Rewrite the data below with each "scatter-point" changed to "data-marker" and everything else left unchanged.

Entries supplied:
----------

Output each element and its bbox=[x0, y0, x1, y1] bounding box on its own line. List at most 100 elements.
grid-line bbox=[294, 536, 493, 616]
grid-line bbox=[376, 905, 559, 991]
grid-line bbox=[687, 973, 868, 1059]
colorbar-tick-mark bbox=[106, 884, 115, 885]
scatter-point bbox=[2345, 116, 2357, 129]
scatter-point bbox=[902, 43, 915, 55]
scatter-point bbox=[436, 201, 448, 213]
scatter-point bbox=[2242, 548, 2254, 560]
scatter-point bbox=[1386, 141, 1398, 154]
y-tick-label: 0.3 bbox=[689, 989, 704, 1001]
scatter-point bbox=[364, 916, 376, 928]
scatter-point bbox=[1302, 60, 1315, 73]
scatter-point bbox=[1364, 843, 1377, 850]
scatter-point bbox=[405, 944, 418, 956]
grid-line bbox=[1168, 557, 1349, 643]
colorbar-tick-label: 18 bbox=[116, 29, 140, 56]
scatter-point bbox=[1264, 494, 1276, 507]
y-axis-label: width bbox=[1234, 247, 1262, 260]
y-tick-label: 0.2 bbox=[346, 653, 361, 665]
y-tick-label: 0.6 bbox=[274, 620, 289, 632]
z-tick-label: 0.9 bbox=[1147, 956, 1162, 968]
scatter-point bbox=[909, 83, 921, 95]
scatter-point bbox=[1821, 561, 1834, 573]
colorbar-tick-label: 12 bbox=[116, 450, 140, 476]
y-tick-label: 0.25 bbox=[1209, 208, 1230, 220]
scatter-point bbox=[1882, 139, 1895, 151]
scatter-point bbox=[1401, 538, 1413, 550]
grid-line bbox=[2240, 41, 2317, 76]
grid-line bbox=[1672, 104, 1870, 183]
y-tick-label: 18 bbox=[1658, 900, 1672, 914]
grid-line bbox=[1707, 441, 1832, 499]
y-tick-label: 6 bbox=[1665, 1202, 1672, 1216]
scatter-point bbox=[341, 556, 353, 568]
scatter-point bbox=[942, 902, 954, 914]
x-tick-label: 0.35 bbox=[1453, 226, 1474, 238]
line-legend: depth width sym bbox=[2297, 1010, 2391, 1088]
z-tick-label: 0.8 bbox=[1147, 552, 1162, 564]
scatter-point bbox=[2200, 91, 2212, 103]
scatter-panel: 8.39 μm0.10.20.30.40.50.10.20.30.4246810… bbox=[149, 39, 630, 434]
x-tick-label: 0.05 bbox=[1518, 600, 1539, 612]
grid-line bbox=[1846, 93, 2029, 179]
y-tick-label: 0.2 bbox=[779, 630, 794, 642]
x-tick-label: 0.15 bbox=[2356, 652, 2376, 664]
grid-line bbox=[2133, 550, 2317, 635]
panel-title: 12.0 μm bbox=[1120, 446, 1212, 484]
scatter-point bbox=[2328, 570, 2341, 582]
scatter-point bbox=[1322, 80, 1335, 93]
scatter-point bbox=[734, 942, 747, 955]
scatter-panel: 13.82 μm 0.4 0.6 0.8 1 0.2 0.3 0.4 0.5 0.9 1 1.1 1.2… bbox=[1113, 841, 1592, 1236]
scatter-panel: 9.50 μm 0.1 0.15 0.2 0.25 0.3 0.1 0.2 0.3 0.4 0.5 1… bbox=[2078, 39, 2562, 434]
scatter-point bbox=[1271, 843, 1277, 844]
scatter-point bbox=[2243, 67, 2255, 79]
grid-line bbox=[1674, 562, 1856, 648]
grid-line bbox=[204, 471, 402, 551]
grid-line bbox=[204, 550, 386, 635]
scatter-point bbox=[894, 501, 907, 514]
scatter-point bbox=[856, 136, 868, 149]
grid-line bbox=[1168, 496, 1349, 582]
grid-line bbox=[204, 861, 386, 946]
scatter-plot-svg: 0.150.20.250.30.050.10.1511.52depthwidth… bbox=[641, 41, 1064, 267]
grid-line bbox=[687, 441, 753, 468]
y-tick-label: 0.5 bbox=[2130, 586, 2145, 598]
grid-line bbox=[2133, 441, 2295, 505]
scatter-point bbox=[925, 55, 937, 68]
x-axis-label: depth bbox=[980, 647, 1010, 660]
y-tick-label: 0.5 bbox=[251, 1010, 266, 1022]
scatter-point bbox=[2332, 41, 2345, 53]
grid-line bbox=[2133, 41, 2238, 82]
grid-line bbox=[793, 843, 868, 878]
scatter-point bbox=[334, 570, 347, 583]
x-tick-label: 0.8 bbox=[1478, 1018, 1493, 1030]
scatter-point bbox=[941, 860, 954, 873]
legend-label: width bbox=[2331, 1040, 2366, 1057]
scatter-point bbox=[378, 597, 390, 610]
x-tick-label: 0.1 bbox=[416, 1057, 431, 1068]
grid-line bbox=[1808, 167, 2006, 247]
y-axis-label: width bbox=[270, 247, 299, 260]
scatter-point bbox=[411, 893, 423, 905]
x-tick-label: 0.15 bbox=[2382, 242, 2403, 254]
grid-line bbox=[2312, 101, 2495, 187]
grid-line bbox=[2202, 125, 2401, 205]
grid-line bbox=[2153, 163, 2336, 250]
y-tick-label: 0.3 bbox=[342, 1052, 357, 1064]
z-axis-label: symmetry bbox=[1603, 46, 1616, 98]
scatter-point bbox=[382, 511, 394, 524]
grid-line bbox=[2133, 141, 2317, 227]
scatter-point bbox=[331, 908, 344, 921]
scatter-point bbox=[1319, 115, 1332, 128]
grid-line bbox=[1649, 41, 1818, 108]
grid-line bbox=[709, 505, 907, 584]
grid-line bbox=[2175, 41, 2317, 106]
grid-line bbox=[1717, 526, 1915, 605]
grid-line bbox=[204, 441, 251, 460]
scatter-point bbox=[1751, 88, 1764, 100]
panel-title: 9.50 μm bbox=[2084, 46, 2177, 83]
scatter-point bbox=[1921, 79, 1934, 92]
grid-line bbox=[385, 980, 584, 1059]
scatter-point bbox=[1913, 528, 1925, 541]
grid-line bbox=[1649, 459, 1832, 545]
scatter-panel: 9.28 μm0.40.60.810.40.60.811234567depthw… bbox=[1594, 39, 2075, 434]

----------

Exercise solution:
Output each element and its bbox=[x0, y0, x1, y1] bounding box on its own line. List at most 100 elements.
grid-line bbox=[294, 536, 493, 616]
grid-line bbox=[376, 905, 559, 991]
grid-line bbox=[687, 973, 868, 1059]
colorbar-tick-mark bbox=[106, 884, 115, 885]
data-marker bbox=[2345, 116, 2357, 129]
data-marker bbox=[902, 43, 915, 55]
data-marker bbox=[436, 201, 448, 213]
data-marker bbox=[2242, 548, 2254, 560]
data-marker bbox=[1386, 141, 1398, 154]
y-tick-label: 0.3 bbox=[689, 989, 704, 1001]
data-marker bbox=[364, 916, 376, 928]
data-marker bbox=[1302, 60, 1315, 73]
data-marker bbox=[1364, 843, 1377, 850]
data-marker bbox=[405, 944, 418, 956]
grid-line bbox=[1168, 557, 1349, 643]
colorbar-tick-label: 18 bbox=[116, 29, 140, 56]
data-marker bbox=[1264, 494, 1276, 507]
y-axis-label: width bbox=[1234, 247, 1262, 260]
y-tick-label: 0.2 bbox=[346, 653, 361, 665]
y-tick-label: 0.6 bbox=[274, 620, 289, 632]
z-tick-label: 0.9 bbox=[1147, 956, 1162, 968]
data-marker bbox=[909, 83, 921, 95]
data-marker bbox=[1821, 561, 1834, 573]
colorbar-tick-label: 12 bbox=[116, 450, 140, 476]
y-tick-label: 0.25 bbox=[1209, 208, 1230, 220]
data-marker bbox=[1882, 139, 1895, 151]
data-marker bbox=[1401, 538, 1413, 550]
grid-line bbox=[2240, 41, 2317, 76]
grid-line bbox=[1672, 104, 1870, 183]
y-tick-label: 18 bbox=[1658, 900, 1672, 914]
grid-line bbox=[1707, 441, 1832, 499]
y-tick-label: 6 bbox=[1665, 1202, 1672, 1216]
data-marker bbox=[341, 556, 353, 568]
data-marker bbox=[942, 902, 954, 914]
x-tick-label: 0.35 bbox=[1453, 226, 1474, 238]
line-legend: depth width sym bbox=[2297, 1010, 2391, 1088]
z-tick-label: 0.8 bbox=[1147, 552, 1162, 564]
data-marker bbox=[2200, 91, 2212, 103]
scatter-panel: 8.39 μm0.10.20.30.40.50.10.20.30.4246810… bbox=[149, 39, 630, 434]
x-tick-label: 0.05 bbox=[1518, 600, 1539, 612]
grid-line bbox=[1846, 93, 2029, 179]
y-tick-label: 0.2 bbox=[779, 630, 794, 642]
x-tick-label: 0.15 bbox=[2356, 652, 2376, 664]
grid-line bbox=[2133, 550, 2317, 635]
panel-title: 12.0 μm bbox=[1120, 446, 1212, 484]
data-marker bbox=[2328, 570, 2341, 582]
data-marker bbox=[1322, 80, 1335, 93]
data-marker bbox=[734, 942, 747, 955]
scatter-panel: 13.82 μm 0.4 0.6 0.8 1 0.2 0.3 0.4 0.5 0.9 1 1.1 1.2… bbox=[1113, 841, 1592, 1236]
scatter-panel: 9.50 μm 0.1 0.15 0.2 0.25 0.3 0.1 0.2 0.3 0.4 0.5 1… bbox=[2078, 39, 2562, 434]
data-marker bbox=[1271, 843, 1277, 844]
data-marker bbox=[2243, 67, 2255, 79]
grid-line bbox=[1674, 562, 1856, 648]
grid-line bbox=[204, 471, 402, 551]
grid-line bbox=[204, 550, 386, 635]
data-marker bbox=[894, 501, 907, 514]
data-marker bbox=[856, 136, 868, 149]
grid-line bbox=[1168, 496, 1349, 582]
grid-line bbox=[204, 861, 386, 946]
scatter-plot-svg: 0.150.20.250.30.050.10.1511.52depthwidth… bbox=[641, 41, 1064, 267]
grid-line bbox=[687, 441, 753, 468]
y-tick-label: 0.5 bbox=[2130, 586, 2145, 598]
grid-line bbox=[2133, 441, 2295, 505]
data-marker bbox=[925, 55, 937, 68]
x-axis-label: depth bbox=[980, 647, 1010, 660]
y-tick-label: 0.5 bbox=[251, 1010, 266, 1022]
data-marker bbox=[2332, 41, 2345, 53]
grid-line bbox=[2133, 41, 2238, 82]
grid-line bbox=[793, 843, 868, 878]
data-marker bbox=[334, 570, 347, 583]
x-tick-label: 0.8 bbox=[1478, 1018, 1493, 1030]
data-marker bbox=[941, 860, 954, 873]
legend-label: width bbox=[2331, 1040, 2366, 1057]
data-marker bbox=[378, 597, 390, 610]
x-tick-label: 0.1 bbox=[416, 1057, 431, 1068]
grid-line bbox=[1808, 167, 2006, 247]
y-axis-label: width bbox=[270, 247, 299, 260]
data-marker bbox=[411, 893, 423, 905]
x-tick-label: 0.15 bbox=[2382, 242, 2403, 254]
grid-line bbox=[2312, 101, 2495, 187]
grid-line bbox=[2202, 125, 2401, 205]
grid-line bbox=[2153, 163, 2336, 250]
y-tick-label: 0.3 bbox=[342, 1052, 357, 1064]
z-axis-label: symmetry bbox=[1603, 46, 1616, 98]
data-marker bbox=[382, 511, 394, 524]
grid-line bbox=[2133, 141, 2317, 227]
data-marker bbox=[331, 908, 344, 921]
data-marker bbox=[1319, 115, 1332, 128]
grid-line bbox=[1649, 41, 1818, 108]
grid-line bbox=[709, 505, 907, 584]
grid-line bbox=[2175, 41, 2317, 106]
grid-line bbox=[1717, 526, 1915, 605]
grid-line bbox=[204, 441, 251, 460]
data-marker bbox=[1751, 88, 1764, 100]
panel-title: 9.50 μm bbox=[2084, 46, 2177, 83]
data-marker bbox=[1921, 79, 1934, 92]
grid-line bbox=[385, 980, 584, 1059]
data-marker bbox=[1913, 528, 1925, 541]
grid-line bbox=[1649, 459, 1832, 545]
scatter-panel: 9.28 μm0.40.60.810.40.60.811234567depthw… bbox=[1594, 39, 2075, 434]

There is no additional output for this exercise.